In USA, dove l’Oscar l’ha resa una diva, torna a girare altri due film oltre oceano con mostri sacri come Antony Quinn e Marlon Brando, ma il successo di cassetta sarà modesto. Ormai siamo agli inizi degli anni ’60 ed esplode la commedia all’italiana che sembra non lasciare spazio a un’attrice di tal fatta che sceglie quindi, dopo tanti anni, di nuovamente cimentarsi coraggiosamente a Teatro con lavori impegnativi come Medea e La lupa. Meno male che a lei ci pensano due grandi del cinema nostrano come Monicelli e Pasolini, il primo riportando sullo schermo con Risate di gioia quell’antica accoppiata con Totò e il secondo con quel capolavoro di Mamma Roma che sarà anche il suo ultimo grande personaggio. È il 1961 e Anna Magnani ritiratasi ormai disillusa nel lusso del suo attico di Palazzo Alfieri solo agli inizi degli anni ’70 si lascerà convincere dal giovane emergente Alfredo Giannetti a girare ben quattro film per la tv di vago sapore verghiano. E allora come d’incanto gli italiani riscopriranno la Magnani non potendo restare indifferenti a quella sequenza de La sciantosa in cui canta una versione straziata con un fil di voce arrochita dal fumo di ’O surdato ’nnammurato per uno squallido plotone di feriti sul fronte. Per il suo saluto finale ci pensa Federico Fellini che giustamente non trova altro di meglio per chiudere il suo film dedicato a Roma che l’immagine della Magnani che rientra a casa a tarda sera.

- Voci mostrate:
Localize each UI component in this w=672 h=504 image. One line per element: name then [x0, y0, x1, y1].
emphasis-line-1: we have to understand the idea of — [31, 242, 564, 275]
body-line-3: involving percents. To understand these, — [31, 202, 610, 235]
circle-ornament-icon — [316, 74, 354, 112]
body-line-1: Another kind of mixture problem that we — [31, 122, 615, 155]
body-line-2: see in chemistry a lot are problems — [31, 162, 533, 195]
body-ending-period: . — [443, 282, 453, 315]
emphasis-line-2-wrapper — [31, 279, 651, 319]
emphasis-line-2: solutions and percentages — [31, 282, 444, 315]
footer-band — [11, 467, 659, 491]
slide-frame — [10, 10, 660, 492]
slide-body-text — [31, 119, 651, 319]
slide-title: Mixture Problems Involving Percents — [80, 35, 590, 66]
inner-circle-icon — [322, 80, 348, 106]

- Applica quanto letto:
[1] Riscrivi in forma più breve il paragrafo del testo su Anna Magnani che comincia con «In USA, dove l’Oscar l’ha resa una diva», mantenendo i fatti principali.
[2] Prosegui il testo su Anna Magnani a partire dal punto in cui si interrompe.
Le voci non servono per svolgere questo esercizio.

- Soluzioni dell'esercizio:
[1] Dopo l’Oscar, Anna Magnani gira in USA altri due film con Antony Quinn e Marlon Brando, ma con modesto successo di cassetta. Agli inizi degli anni ’60 la commedia all’italiana le lascia poco spazio e lei torna al teatro con Medea e La lupa. Monicelli la riporta sullo schermo accanto a Totò in Risate di gioia, e Pasolini le affida in Mamma Roma il suo ultimo grande personaggio. Ritiratasi disillusa nel suo attico di Palazzo Alfieri, agli inizi degli anni ’70 si lascia convincere da Alfredo Giannetti a girare quattro film per la tv di sapore verghiano. Gli italiani la riscoprono grazie alla scena de La sciantosa in cui canta ’O surdato ’nnammurato per un plotone di feriti al fronte. Il saluto finale glielo offre Fellini, che chiude il suo film su Roma con l’immagine di lei che rientra a casa a tarda sera.

[2]
L’anno dopo ai suoi funerali parteciperà la città intera ma nell’abusata vulgata della Nannarella donna del popolo, ben pochi diranno che quello che pareva istinto e spontaneità era in realtà il frutto di una grande scuola e di uno straordinario professionismo. “Parlare di arte è difficile e di altro io non so parlare”, rispose una volta a chi le chiedeva come mai rilasciasse così poche interviste e “Ho già fatto troppo film brutti ultimamente”, dirà invece a chi le chiedeva le ragioni della sua prolungata assenza dagli schermi. Un’attrice senza tempo.